Search the material below for the string "with" and copy each line where it appears.
===== Input data
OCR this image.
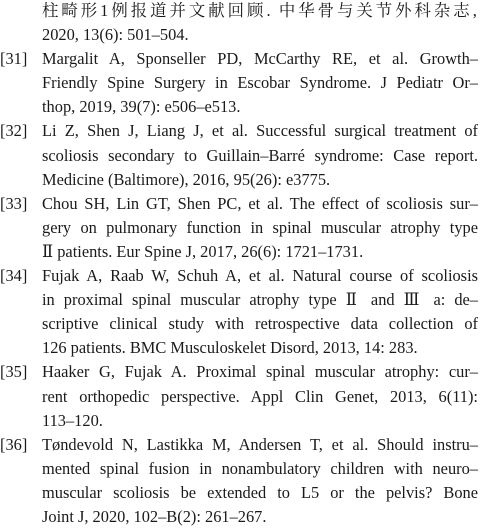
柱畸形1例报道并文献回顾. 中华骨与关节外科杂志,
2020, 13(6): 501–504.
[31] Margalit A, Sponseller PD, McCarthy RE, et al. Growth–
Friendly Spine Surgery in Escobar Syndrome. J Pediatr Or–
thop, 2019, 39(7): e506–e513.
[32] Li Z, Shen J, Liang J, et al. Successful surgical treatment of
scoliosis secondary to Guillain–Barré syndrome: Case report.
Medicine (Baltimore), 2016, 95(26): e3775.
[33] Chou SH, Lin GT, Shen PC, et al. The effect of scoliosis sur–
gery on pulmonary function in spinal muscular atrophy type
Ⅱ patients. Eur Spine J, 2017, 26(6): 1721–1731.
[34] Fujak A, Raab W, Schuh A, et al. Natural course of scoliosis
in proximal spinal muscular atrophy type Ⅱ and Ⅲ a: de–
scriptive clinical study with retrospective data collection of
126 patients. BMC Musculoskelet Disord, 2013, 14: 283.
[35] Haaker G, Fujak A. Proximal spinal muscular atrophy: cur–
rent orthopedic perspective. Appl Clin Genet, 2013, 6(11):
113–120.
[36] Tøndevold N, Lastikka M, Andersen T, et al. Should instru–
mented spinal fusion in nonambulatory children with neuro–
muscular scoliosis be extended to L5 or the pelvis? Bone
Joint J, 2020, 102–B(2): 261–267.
==========
● Reply to the task
scriptive clinical study with retrospective data collection of
mented spinal fusion in nonambulatory children with neuro–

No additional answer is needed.